Selected extract –
The United States needs a deal with Iran, not detente
An unusual fear is gripping the Arab world, namely that nuclear diplomacy may yet bring Iran and the United States into a close regional embrace. This may seem comical given the legacy of mistrust separating the two nations. Yet this concern among Arab rulers may have some justification in history.
The United States has never been able to pursue arms control without delusion and has always insisted on sanctifying its negotiating partners. The challenge for Washington today is to defy its history and reach a nuclear agreement with Iran while negating the Islamic republic’s regional ambitions.
During the heyday of detente in the 1970s, nuclear accords between the United States and Soviet Union were inevitably followed by commerce and diplomatic recognition. Successive U.S. administrations were seduced by the notion that a nuclear agreement could pave the way for grander geopolitical convergence.
If thorny nuclear issues could be resolved, the thinking went, then why not other areas of contention? This proved a fools’ errand. U.S. adversaries have always been more practical about arms control and have seldom forfeited their ideological claims for the sake of trade and reconciliation.
On the surface, the chimera of bringing Iran in from the cold could prove equally alluring. Perhaps once the two sides have agreed on the nuclear file, they could move toward a larger canvas of cooperation. These sober strategic arguments are seemingly buttressed by the rise of pragmatists led by President Hassan Rouhani. As such, a concerted U.S. effort at engagement might foster Iranian moderation in its foreign policy as well as strengthen the forces of progressive change domestically.

Record set –
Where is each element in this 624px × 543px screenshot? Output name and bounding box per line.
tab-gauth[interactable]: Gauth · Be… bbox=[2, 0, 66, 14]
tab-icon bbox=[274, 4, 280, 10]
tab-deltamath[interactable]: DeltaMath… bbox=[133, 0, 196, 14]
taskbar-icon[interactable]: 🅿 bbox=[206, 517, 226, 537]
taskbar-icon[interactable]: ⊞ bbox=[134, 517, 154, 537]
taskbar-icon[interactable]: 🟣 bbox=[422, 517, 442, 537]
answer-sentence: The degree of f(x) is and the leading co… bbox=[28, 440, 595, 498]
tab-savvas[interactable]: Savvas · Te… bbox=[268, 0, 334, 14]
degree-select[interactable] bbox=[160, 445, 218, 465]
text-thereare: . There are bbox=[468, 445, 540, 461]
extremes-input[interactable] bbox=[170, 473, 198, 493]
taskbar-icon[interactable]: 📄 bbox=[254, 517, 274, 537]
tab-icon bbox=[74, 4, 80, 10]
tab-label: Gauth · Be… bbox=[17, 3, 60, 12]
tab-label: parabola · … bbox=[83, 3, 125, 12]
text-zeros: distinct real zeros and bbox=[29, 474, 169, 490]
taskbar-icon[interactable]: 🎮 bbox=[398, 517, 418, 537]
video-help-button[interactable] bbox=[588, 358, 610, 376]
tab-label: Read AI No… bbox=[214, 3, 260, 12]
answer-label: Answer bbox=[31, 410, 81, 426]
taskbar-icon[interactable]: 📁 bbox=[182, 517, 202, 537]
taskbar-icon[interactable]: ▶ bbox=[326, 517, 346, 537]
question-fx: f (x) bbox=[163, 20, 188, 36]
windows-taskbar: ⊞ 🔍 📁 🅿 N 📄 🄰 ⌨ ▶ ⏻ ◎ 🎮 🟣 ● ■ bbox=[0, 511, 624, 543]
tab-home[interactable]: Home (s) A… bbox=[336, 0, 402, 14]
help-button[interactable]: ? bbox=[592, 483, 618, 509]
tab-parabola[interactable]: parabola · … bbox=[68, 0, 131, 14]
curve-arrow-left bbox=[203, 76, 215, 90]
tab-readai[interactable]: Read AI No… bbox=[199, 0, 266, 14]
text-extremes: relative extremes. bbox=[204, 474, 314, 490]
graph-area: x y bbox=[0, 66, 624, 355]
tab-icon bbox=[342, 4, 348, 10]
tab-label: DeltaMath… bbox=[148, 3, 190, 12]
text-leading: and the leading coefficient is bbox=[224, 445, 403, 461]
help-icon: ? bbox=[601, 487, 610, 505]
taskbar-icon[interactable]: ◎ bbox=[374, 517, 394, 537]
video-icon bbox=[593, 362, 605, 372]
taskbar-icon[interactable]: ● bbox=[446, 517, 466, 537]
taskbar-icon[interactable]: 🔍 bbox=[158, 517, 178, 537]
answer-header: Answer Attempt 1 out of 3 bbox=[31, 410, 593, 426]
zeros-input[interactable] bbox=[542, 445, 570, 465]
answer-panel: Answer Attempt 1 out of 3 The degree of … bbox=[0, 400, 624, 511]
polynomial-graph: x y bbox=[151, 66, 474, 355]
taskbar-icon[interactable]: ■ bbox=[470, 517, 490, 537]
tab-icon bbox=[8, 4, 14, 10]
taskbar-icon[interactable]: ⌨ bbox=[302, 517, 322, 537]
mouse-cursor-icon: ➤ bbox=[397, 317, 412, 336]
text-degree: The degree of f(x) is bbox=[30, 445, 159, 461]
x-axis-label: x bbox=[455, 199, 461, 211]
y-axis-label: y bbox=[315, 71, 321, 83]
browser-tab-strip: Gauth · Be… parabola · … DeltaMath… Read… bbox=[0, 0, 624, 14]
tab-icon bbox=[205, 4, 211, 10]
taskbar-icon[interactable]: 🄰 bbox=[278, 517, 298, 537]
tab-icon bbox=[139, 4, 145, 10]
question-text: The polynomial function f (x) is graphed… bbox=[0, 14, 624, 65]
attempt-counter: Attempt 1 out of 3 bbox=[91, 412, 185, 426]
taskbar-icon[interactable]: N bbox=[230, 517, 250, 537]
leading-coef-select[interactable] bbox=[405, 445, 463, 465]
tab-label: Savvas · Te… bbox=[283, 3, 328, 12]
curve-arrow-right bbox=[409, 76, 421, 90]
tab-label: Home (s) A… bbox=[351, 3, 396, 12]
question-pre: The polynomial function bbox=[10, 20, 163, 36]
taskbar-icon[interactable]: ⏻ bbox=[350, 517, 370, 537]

Task list –
**A.** In the commentary on a U.S. nuclear deal with Iran, who leads the pragmatists whose rise is said to support arguments for engagement?
**B.** Write the next part of the commentary on a U.S. nuclear deal with Iran, picking up after its final sentence.
The entries have nothing to do with this.

Answers provided –
**A.** President Hassan Rouhani.

**B.**
Like their Soviet predecessors, the guardians of Iranian theocracy are far less sentimental than Americans about their diplomacy. Supreme leader Ali Khamenei insisted as recently as late November that Iran is “challenging the influence of America in the region and is extending its own influence.” It is not Khamenei’s burden to salvage the wreckage of the United States but merely to fill the vacuums left by its abdication.
The key actors defining Iran’s regional policy are not its urbane diplomats mingling with their Western counterparts in Geneva but the Revolutionary Guard Corps, particularly the famed Quds Force. For the force’s commander, Qassem Suleimani, the struggle to evict the United States from the Middle East began in Iraq, as Suleimani proclaimed in September. The struggle has moved on to Syria. The survival and success of the Assad dynasty is now a central element of Iran’s foreign policy.
The U.S. task remains imposing stringent limits on Iran’s nuclear program through negotiations while restraining Tehran’s regional ambitions through pressure. This latter goal will require mending the United States’ battered alliances in the Middle East. The United States cannot reclaim its allies’ confidence without being an active player in the Syria saga. As long as the United States exempts itself from this conflict, its other pledges ring hollow to a skeptical Arab audience.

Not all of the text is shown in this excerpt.